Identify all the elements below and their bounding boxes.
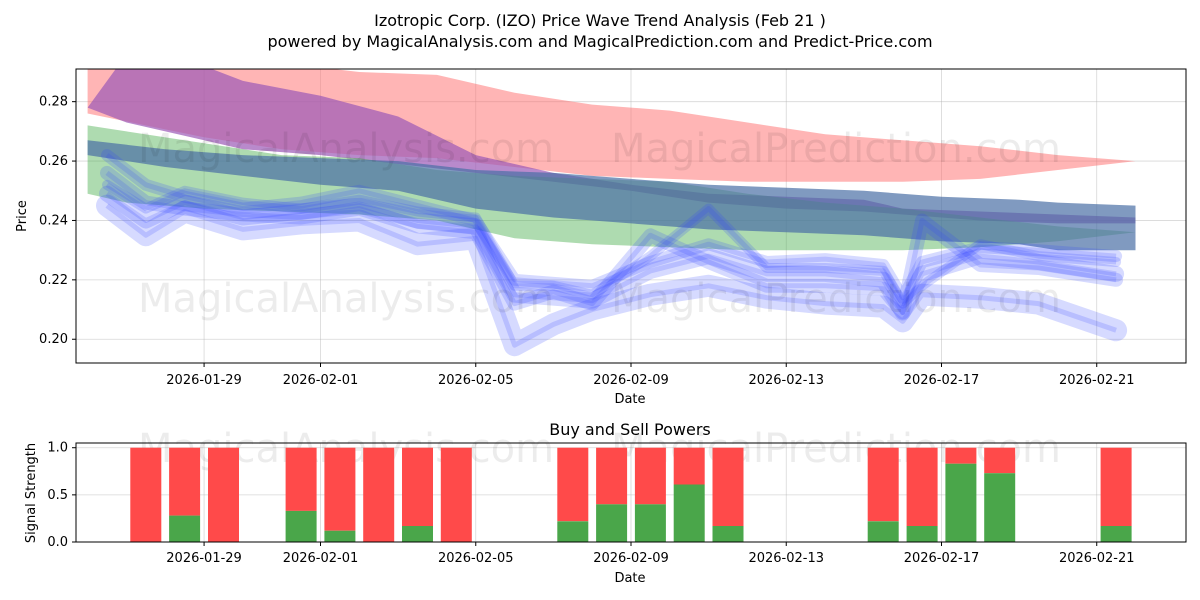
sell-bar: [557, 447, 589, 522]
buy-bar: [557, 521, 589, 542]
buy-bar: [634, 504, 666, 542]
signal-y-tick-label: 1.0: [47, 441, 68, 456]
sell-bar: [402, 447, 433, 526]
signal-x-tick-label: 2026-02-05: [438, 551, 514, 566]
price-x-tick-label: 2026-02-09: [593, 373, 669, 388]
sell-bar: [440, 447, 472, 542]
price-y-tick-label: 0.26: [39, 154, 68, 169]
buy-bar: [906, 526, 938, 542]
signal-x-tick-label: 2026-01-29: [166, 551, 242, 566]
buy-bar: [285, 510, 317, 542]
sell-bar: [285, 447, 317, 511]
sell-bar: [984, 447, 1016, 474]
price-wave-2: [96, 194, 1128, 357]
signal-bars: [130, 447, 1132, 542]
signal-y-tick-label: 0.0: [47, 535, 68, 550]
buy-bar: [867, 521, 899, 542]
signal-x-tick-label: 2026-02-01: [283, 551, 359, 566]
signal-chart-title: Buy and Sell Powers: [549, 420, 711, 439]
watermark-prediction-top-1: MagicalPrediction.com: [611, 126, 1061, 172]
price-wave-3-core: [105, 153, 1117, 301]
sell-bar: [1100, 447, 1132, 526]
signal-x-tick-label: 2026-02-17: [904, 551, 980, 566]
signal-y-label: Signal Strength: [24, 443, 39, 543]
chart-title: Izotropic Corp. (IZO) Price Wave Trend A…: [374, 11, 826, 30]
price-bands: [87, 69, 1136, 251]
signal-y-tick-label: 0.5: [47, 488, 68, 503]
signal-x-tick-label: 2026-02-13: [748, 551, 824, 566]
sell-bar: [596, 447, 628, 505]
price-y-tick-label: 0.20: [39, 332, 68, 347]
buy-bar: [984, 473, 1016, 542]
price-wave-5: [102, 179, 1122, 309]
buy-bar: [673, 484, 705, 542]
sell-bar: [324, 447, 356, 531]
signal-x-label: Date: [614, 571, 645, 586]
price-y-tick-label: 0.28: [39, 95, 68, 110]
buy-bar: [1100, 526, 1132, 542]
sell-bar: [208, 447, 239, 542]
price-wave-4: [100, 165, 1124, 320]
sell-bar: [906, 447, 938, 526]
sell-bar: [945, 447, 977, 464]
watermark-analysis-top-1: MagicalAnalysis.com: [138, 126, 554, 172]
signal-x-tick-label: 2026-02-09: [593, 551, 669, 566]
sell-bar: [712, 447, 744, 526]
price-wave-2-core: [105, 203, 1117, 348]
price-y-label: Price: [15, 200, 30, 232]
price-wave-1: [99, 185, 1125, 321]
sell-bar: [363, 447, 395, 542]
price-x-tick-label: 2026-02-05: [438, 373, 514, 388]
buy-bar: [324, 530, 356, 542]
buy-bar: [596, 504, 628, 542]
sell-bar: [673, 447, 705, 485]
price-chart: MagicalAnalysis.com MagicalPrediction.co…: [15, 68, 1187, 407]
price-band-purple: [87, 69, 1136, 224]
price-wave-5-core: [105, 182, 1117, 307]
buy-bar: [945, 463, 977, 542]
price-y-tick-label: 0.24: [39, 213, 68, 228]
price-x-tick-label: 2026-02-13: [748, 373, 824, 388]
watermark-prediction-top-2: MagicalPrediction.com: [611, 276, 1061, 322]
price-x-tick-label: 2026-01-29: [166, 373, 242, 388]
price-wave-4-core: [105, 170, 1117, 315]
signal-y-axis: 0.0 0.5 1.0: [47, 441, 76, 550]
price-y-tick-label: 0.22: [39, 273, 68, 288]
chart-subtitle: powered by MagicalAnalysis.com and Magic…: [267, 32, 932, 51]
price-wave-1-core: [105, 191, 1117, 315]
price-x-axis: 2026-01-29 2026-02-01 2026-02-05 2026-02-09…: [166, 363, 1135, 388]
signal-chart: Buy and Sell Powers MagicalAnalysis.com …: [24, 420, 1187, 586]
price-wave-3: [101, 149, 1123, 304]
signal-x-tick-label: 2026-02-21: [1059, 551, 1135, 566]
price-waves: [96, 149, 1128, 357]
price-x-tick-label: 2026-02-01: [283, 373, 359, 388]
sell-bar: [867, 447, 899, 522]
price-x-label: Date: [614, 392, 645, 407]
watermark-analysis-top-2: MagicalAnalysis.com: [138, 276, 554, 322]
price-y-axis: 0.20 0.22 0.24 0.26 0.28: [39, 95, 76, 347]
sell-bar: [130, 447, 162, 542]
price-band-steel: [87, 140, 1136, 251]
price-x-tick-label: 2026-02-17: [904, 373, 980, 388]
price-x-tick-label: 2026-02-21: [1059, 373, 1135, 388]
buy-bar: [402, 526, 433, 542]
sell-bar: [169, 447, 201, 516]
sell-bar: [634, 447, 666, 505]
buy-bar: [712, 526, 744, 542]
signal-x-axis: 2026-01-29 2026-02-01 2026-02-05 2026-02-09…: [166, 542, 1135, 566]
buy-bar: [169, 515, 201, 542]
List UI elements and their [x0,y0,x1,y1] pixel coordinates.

§ Problem description:
Copy out the lines above word for word, covering the stretch from the line containing "sell-bar: [557, 447, 589, 522]" through the line containing "signal-bars: [130, 447, 1132, 542]".

§ Complete output:
sell-bar: [557, 447, 589, 522]
buy-bar: [557, 521, 589, 542]
buy-bar: [634, 504, 666, 542]
signal-y-tick-label: 1.0: [47, 441, 68, 456]
sell-bar: [402, 447, 433, 526]
signal-x-tick-label: 2026-02-05: [438, 551, 514, 566]
price-x-tick-label: 2026-02-09: [593, 373, 669, 388]
sell-bar: [440, 447, 472, 542]
price-y-tick-label: 0.26: [39, 154, 68, 169]
buy-bar: [906, 526, 938, 542]
signal-x-tick-label: 2026-01-29: [166, 551, 242, 566]
buy-bar: [285, 510, 317, 542]
sell-bar: [285, 447, 317, 511]
sell-bar: [984, 447, 1016, 474]
price-wave-2: [96, 194, 1128, 357]
signal-bars: [130, 447, 1132, 542]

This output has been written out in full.